══ EXERCISE MATERIALS ══
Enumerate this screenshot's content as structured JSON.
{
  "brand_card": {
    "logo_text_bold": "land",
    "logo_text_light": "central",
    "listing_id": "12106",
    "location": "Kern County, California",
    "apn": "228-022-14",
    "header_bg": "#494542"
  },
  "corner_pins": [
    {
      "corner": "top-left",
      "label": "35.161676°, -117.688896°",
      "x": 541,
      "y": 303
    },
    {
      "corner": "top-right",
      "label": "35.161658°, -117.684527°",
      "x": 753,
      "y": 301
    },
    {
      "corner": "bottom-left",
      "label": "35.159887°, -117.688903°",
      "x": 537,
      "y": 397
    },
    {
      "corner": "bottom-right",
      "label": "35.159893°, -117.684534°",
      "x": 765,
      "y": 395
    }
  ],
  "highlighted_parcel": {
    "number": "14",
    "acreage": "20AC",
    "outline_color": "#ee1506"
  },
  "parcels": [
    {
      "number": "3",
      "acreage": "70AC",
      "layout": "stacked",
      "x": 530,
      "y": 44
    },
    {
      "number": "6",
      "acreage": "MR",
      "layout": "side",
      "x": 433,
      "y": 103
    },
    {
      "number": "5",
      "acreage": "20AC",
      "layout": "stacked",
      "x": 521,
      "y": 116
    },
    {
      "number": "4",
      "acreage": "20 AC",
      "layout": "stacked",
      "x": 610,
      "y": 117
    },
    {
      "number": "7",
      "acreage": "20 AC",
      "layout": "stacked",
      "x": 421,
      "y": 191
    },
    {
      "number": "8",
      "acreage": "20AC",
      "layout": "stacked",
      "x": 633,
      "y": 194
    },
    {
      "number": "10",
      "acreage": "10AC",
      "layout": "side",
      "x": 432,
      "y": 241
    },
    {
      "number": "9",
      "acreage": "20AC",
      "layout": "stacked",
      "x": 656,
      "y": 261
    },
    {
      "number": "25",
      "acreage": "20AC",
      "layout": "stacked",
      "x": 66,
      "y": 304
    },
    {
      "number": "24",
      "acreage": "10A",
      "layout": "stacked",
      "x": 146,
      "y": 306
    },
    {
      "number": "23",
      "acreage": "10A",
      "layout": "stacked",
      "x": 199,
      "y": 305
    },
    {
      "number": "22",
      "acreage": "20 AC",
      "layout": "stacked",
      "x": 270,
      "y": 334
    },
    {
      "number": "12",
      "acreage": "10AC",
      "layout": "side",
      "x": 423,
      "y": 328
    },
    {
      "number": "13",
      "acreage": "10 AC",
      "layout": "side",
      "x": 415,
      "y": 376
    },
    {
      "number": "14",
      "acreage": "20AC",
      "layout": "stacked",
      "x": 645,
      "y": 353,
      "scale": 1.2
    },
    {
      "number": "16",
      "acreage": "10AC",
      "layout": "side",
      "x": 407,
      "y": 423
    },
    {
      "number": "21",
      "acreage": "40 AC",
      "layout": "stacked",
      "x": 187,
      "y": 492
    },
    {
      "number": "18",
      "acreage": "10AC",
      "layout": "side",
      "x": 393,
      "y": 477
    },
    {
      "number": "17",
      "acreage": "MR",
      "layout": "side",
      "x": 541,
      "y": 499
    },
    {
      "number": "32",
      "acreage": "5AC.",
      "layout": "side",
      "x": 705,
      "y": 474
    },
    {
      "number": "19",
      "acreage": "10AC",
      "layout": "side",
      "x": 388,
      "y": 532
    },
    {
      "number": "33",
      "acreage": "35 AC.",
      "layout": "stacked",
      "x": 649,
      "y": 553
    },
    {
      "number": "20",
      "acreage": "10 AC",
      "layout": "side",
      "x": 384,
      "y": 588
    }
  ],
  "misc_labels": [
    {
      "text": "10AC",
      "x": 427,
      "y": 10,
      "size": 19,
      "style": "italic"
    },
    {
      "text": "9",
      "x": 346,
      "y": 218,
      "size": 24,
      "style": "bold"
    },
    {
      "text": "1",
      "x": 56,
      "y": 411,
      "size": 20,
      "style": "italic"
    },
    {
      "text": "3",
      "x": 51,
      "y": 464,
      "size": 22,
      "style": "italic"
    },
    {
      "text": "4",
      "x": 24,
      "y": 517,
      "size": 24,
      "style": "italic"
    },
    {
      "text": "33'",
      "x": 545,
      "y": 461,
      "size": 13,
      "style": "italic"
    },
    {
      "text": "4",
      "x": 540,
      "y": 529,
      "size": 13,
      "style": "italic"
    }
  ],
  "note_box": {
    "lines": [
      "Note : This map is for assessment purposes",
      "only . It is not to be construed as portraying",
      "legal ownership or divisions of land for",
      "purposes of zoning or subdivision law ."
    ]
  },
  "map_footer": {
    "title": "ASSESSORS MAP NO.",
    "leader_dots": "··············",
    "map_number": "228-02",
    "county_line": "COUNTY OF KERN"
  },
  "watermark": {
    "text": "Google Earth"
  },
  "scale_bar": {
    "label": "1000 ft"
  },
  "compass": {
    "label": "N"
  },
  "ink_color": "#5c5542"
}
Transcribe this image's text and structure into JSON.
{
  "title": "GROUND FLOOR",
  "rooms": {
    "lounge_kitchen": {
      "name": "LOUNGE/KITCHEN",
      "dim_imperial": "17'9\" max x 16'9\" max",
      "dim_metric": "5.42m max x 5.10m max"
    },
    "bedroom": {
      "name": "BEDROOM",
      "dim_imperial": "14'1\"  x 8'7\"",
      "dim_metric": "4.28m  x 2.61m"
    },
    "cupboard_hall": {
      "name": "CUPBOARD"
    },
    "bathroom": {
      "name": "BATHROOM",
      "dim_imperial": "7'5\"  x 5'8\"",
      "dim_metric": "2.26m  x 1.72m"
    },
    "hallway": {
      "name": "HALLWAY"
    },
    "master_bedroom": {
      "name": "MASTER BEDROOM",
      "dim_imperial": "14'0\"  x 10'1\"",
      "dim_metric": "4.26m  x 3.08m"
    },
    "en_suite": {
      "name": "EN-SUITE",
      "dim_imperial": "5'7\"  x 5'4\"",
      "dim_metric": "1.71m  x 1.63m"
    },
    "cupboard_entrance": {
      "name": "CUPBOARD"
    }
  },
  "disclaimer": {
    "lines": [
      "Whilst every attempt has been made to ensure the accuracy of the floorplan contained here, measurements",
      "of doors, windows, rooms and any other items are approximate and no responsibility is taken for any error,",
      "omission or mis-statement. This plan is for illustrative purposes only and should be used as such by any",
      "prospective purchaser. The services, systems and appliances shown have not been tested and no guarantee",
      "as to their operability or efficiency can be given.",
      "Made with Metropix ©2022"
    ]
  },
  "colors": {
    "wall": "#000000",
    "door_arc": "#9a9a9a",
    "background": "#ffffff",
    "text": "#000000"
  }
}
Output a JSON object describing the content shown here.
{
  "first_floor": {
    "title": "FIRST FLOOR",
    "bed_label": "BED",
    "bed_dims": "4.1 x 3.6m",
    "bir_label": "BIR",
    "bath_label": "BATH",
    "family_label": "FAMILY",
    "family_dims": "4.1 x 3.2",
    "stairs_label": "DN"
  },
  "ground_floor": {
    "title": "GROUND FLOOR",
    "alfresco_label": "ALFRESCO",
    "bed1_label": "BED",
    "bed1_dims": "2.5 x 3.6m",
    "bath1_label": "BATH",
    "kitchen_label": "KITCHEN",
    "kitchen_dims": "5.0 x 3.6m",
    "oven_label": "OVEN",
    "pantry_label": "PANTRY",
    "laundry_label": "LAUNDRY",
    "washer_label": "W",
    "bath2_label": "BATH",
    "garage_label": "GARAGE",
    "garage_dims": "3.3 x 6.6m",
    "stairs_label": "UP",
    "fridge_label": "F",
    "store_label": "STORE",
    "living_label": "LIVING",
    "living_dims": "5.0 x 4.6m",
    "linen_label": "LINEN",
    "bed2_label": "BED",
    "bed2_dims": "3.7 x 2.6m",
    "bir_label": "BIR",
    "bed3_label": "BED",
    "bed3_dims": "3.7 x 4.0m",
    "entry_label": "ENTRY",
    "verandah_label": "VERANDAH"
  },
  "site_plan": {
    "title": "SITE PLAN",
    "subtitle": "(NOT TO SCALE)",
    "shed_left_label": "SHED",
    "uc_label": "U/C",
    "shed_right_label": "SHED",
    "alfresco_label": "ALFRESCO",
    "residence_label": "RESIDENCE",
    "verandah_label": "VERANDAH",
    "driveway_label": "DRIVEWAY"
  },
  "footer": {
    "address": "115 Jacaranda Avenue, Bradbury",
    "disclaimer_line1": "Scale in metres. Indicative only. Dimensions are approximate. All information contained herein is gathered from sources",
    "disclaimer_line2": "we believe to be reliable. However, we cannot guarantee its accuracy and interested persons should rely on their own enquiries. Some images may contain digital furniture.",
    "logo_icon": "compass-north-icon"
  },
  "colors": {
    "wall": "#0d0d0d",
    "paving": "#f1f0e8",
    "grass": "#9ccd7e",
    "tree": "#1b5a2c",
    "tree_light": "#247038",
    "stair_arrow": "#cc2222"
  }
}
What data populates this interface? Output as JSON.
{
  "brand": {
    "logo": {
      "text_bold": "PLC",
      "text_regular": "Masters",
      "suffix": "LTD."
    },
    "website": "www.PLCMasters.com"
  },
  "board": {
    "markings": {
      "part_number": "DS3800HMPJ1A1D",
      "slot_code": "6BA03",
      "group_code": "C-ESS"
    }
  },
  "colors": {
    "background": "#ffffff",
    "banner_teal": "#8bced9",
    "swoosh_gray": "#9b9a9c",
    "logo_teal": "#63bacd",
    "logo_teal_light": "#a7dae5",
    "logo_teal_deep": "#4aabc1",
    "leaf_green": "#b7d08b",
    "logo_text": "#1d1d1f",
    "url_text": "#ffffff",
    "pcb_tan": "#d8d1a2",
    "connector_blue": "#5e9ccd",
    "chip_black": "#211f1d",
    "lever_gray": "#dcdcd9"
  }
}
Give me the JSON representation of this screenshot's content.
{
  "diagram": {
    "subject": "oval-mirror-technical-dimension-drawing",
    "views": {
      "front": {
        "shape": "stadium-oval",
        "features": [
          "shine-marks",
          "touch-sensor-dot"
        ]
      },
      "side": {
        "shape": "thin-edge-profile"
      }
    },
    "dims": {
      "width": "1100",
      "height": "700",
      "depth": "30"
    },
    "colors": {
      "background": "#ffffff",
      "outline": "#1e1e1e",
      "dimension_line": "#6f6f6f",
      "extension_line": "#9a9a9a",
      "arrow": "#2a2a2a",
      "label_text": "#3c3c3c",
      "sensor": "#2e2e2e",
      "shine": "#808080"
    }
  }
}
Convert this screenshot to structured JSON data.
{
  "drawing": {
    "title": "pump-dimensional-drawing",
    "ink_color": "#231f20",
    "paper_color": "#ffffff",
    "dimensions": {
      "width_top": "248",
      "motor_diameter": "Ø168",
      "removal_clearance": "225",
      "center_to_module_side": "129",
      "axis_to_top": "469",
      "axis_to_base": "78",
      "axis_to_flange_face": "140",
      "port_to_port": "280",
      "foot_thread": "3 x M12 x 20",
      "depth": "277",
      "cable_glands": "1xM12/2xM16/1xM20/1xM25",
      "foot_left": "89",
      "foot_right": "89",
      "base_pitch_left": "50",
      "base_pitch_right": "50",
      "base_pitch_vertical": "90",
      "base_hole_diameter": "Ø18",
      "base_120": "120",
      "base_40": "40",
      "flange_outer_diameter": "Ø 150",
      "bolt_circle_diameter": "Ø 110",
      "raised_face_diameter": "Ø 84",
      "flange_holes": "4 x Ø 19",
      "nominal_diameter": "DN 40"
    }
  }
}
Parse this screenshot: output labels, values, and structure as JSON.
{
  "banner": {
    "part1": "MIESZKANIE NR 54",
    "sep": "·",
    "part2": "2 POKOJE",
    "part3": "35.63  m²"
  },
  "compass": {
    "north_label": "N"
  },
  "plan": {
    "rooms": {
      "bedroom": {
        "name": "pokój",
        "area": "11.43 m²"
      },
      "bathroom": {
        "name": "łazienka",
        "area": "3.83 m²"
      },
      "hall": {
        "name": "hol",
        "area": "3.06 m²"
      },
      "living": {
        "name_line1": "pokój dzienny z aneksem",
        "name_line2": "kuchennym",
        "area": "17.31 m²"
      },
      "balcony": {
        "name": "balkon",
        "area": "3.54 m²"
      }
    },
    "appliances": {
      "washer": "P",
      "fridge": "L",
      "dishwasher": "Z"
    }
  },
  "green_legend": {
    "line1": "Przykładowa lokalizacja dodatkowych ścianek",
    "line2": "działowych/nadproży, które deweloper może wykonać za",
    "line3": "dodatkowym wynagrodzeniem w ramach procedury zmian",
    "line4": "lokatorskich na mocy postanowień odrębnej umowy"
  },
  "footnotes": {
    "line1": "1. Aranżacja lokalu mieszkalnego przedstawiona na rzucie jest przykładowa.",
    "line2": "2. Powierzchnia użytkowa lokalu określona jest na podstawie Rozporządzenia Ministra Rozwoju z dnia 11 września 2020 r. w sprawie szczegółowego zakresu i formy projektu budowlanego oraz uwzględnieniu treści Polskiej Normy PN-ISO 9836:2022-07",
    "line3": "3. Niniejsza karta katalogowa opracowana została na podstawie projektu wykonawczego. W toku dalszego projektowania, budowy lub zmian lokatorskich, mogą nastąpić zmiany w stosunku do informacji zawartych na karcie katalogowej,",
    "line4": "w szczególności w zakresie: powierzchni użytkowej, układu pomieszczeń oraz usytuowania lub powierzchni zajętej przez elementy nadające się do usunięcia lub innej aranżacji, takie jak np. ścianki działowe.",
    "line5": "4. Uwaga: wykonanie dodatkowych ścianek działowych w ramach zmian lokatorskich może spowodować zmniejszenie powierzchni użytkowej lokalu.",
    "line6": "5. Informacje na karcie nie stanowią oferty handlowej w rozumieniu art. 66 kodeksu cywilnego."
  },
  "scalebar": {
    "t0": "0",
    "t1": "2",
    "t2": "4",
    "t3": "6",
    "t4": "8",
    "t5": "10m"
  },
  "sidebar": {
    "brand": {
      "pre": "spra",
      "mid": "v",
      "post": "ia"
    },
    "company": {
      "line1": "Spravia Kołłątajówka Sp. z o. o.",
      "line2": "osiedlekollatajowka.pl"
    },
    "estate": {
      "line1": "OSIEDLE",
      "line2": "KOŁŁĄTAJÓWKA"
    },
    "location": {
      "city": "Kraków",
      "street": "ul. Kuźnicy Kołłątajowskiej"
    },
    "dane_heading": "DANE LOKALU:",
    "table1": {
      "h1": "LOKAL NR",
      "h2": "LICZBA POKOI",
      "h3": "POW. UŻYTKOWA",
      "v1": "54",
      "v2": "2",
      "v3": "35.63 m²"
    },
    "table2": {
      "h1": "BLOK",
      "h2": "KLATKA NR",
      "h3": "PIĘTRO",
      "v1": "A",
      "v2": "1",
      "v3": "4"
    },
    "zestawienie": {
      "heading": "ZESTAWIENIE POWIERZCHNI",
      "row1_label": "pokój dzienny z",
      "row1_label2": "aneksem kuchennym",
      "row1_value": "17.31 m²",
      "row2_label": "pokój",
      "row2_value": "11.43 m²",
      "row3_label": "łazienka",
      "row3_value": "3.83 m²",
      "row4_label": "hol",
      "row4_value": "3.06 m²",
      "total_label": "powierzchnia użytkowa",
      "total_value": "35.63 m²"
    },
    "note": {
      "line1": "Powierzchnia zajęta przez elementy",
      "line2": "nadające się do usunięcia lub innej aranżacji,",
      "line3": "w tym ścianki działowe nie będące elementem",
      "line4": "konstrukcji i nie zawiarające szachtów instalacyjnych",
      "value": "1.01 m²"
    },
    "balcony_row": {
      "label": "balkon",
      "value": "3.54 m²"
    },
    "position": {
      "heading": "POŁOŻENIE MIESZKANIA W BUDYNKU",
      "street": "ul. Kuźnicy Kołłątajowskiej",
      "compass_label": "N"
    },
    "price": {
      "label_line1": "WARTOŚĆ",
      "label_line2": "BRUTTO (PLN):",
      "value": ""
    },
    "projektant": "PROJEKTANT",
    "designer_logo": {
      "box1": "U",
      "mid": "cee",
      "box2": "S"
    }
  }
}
═══
● **TASK TO CARRY OUT**
In the records above, find each line holding "dzienny" and copy it.

● **OUTPUT OF THE EXERCISE**
        "name_line1": "pokój dzienny z aneksem",
      "row1_label": "pokój dzienny z",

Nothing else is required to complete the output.